> [Request]: From the entries below, gather each line containing the word "data".

-- start --

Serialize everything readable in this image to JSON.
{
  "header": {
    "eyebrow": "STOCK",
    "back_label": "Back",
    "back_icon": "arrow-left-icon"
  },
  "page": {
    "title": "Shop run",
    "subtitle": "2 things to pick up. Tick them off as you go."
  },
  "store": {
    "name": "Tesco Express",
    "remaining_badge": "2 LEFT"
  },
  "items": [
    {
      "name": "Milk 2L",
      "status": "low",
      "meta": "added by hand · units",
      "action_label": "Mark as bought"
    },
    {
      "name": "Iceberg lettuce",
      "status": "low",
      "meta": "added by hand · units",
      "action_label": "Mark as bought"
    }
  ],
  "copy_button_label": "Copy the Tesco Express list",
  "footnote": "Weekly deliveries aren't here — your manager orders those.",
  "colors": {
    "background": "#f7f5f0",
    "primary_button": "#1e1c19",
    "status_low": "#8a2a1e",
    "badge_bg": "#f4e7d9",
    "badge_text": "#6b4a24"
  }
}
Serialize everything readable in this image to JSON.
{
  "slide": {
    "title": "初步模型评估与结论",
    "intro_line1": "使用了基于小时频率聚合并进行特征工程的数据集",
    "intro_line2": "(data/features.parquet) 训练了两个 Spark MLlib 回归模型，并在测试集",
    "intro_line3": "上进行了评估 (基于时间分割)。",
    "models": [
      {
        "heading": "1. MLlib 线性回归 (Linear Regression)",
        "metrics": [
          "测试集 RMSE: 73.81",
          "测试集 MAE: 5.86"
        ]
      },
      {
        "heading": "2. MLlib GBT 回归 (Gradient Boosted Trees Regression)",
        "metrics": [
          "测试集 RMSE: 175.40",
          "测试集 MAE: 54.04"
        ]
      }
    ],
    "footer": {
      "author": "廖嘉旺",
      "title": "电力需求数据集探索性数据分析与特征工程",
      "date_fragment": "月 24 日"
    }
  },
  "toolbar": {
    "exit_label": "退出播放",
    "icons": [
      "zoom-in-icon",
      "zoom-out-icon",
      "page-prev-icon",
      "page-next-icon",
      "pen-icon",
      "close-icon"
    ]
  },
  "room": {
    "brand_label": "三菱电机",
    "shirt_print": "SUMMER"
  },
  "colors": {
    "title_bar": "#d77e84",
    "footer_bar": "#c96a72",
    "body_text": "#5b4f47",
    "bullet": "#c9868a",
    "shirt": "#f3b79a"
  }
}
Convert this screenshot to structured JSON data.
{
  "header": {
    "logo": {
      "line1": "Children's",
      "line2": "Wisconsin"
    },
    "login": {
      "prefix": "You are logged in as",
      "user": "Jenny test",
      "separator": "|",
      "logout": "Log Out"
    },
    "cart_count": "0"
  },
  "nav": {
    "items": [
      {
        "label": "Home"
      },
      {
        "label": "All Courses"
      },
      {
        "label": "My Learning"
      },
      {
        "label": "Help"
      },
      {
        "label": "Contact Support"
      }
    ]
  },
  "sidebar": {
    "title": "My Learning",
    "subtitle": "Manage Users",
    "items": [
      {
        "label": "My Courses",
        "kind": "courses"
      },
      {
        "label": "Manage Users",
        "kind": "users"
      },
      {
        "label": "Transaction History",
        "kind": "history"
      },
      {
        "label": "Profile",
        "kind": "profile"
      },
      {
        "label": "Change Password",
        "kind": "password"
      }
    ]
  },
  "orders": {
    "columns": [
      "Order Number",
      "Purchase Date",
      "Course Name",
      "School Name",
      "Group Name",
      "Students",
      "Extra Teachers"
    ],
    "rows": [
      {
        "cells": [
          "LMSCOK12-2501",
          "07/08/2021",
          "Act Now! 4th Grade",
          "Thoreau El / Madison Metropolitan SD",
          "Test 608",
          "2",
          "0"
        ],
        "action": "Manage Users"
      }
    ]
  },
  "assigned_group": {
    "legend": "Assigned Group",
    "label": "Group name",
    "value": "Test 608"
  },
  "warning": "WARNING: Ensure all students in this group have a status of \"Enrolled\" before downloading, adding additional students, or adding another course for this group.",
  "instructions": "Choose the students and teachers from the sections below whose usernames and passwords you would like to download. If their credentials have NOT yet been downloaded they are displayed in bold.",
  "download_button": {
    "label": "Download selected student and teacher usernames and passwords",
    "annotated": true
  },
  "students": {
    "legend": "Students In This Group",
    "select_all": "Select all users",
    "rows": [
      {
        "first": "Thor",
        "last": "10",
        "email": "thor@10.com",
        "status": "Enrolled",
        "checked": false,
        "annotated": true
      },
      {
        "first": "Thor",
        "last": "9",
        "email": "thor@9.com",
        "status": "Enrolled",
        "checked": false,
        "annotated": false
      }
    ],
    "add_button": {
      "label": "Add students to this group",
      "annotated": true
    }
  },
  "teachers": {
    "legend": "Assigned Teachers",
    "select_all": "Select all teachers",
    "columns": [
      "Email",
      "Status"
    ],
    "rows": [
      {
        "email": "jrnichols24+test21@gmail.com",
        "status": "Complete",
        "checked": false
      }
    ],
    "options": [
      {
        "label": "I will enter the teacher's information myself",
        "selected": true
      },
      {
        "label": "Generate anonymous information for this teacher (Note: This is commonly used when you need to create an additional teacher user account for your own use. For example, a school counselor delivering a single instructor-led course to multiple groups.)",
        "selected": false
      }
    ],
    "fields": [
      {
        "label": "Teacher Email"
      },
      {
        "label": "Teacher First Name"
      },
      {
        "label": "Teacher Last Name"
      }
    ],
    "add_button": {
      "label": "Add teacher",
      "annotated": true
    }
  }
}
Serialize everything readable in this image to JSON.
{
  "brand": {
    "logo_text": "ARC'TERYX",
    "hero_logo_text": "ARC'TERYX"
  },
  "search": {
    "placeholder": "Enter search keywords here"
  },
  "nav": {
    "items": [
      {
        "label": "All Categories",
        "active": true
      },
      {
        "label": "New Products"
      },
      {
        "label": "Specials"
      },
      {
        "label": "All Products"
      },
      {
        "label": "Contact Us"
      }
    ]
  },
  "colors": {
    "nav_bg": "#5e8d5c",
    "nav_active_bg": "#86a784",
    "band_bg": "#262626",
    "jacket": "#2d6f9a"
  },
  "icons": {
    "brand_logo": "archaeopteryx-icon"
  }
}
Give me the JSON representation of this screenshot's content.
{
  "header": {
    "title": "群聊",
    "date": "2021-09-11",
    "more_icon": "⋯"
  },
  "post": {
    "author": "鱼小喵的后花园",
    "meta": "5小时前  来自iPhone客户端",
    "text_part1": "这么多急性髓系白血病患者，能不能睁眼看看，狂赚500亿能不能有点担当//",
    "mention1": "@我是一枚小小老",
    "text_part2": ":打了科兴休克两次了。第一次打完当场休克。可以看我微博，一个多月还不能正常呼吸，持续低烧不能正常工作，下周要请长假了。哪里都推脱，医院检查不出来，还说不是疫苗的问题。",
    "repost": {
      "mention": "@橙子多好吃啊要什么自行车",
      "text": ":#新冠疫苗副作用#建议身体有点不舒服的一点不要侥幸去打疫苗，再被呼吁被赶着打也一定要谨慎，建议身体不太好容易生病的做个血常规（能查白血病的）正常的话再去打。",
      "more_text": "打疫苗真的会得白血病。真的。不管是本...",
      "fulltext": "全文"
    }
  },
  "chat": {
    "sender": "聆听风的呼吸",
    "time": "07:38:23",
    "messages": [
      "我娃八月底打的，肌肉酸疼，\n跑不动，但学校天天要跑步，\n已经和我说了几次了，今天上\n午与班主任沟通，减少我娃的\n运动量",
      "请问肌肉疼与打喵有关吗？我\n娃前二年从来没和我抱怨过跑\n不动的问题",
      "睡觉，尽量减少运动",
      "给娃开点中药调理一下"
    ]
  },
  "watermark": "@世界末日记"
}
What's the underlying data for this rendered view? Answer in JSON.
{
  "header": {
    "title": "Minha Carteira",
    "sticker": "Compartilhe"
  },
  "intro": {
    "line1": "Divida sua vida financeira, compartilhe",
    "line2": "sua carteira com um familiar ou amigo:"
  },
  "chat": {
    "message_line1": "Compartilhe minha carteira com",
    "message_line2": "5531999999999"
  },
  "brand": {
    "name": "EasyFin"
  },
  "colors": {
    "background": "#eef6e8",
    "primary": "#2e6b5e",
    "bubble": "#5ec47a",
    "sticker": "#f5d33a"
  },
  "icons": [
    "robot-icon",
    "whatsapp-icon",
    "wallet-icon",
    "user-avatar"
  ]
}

-- end --

> [Answer for this exercise]:
    "intro_line2": "(data/features.parquet) 训练了两个 Spark MLlib 回归模型，并在测试集",
Convert this screenshot to structured JSON data.
What's the underlying data for this rendered view? Answer in JSON.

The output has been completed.